* INPUT RECORDS:

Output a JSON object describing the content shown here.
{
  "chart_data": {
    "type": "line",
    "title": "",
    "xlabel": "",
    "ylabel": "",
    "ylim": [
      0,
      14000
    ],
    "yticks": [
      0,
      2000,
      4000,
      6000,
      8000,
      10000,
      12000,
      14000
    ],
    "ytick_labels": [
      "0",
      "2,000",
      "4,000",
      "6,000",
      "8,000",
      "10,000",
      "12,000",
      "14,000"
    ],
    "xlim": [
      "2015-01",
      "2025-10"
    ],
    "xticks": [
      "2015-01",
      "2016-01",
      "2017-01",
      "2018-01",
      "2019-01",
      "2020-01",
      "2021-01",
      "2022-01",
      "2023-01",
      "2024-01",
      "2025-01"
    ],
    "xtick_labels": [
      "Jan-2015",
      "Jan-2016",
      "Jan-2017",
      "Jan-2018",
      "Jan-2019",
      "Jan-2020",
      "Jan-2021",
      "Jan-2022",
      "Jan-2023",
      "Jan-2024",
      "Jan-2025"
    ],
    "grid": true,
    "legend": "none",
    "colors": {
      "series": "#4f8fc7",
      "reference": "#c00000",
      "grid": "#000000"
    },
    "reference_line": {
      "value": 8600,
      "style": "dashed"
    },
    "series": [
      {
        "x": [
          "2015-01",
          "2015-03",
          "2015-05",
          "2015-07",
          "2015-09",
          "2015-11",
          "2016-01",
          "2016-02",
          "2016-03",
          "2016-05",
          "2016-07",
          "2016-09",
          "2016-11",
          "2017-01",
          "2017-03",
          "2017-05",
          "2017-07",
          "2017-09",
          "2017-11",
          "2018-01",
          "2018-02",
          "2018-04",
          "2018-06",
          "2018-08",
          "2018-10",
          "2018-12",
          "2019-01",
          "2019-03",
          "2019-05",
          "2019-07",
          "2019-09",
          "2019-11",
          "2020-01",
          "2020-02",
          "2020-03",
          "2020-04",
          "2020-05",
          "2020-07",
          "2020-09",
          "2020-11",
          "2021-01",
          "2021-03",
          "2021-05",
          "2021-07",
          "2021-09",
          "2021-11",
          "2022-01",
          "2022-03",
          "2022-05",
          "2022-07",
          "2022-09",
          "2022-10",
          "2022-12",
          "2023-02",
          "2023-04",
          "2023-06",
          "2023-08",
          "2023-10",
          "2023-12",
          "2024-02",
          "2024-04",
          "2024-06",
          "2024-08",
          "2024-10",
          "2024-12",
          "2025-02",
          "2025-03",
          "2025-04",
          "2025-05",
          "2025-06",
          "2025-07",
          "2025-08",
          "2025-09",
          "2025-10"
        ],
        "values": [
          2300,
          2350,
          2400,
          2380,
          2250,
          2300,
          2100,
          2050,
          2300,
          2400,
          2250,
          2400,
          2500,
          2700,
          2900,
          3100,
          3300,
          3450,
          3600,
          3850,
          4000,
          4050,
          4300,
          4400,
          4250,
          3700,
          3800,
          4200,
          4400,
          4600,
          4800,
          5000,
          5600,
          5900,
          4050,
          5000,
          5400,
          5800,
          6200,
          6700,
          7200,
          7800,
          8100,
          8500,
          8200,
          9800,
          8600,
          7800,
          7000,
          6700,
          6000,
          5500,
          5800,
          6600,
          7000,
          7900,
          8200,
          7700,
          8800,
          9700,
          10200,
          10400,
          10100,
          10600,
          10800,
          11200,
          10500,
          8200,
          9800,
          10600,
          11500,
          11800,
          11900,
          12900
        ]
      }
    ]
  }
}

* WHAT THIS TASK INVOLVES: Return the material in full, exactly as shown.

* ANSWER IN FULL:
Output a JSON object describing the content shown here.
{
  "chart_data": {
    "type": "line",
    "title": "",
    "xlabel": "",
    "ylabel": "",
    "ylim": [
      0,
      14000
    ],
    "yticks": [
      0,
      2000,
      4000,
      6000,
      8000,
      10000,
      12000,
      14000
    ],
    "ytick_labels": [
      "0",
      "2,000",
      "4,000",
      "6,000",
      "8,000",
      "10,000",
      "12,000",
      "14,000"
    ],
    "xlim": [
      "2015-01",
      "2025-10"
    ],
    "xticks": [
      "2015-01",
      "2016-01",
      "2017-01",
      "2018-01",
      "2019-01",
      "2020-01",
      "2021-01",
      "2022-01",
      "2023-01",
      "2024-01",
      "2025-01"
    ],
    "xtick_labels": [
      "Jan-2015",
      "Jan-2016",
      "Jan-2017",
      "Jan-2018",
      "Jan-2019",
      "Jan-2020",
      "Jan-2021",
      "Jan-2022",
      "Jan-2023",
      "Jan-2024",
      "Jan-2025"
    ],
    "grid": true,
    "legend": "none",
    "colors": {
      "series": "#4f8fc7",
      "reference": "#c00000",
      "grid": "#000000"
    },
    "reference_line": {
      "value": 8600,
      "style": "dashed"
    },
    "series": [
      {
        "x": [
          "2015-01",
          "2015-03",
          "2015-05",
          "2015-07",
          "2015-09",
          "2015-11",
          "2016-01",
          "2016-02",
          "2016-03",
          "2016-05",
          "2016-07",
          "2016-09",
          "2016-11",
          "2017-01",
          "2017-03",
          "2017-05",
          "2017-07",
          "2017-09",
          "2017-11",
          "2018-01",
          "2018-02",
          "2018-04",
          "2018-06",
          "2018-08",
          "2018-10",
          "2018-12",
          "2019-01",
          "2019-03",
          "2019-05",
          "2019-07",
          "2019-09",
          "2019-11",
          "2020-01",
          "2020-02",
          "2020-03",
          "2020-04",
          "2020-05",
          "2020-07",
          "2020-09",
          "2020-11",
          "2021-01",
          "2021-03",
          "2021-05",
          "2021-07",
          "2021-09",
          "2021-11",
          "2022-01",
          "2022-03",
          "2022-05",
          "2022-07",
          "2022-09",
          "2022-10",
          "2022-12",
          "2023-02",
          "2023-04",
          "2023-06",
          "2023-08",
          "2023-10",
          "2023-12",
          "2024-02",
          "2024-04",
          "2024-06",
          "2024-08",
          "2024-10",
          "2024-12",
          "2025-02",
          "2025-03",
          "2025-04",
          "2025-05",
          "2025-06",
          "2025-07",
          "2025-08",
          "2025-09",
          "2025-10"
        ],
        "values": [
          2300,
          2350,
          2400,
          2380,
          2250,
          2300,
          2100,
          2050,
          2300,
          2400,
          2250,
          2400,
          2500,
          2700,
          2900,
          3100,
          3300,
          3450,
          3600,
          3850,
          4000,
          4050,
          4300,
          4400,
          4250,
          3700,
          3800,
          4200,
          4400,
          4600,
          4800,
          5000,
          5600,
          5900,
          4050,
          5000,
          5400,
          5800,
          6200,
          6700,
          7200,
          7800,
          8100,
          8500,
          8200,
          9800,
          8600,
          7800,
          7000,
          6700,
          6000,
          5500,
          5800,
          6600,
          7000,
          7900,
          8200,
          7700,
          8800,
          9700,
          10200,
          10400,
          10100,
          10600,
          10800,
          11200,
          10500,
          8200,
          9800,
          10600,
          11500,
          11800,
          11900,
          12900
        ]
      }
    ]
  }
}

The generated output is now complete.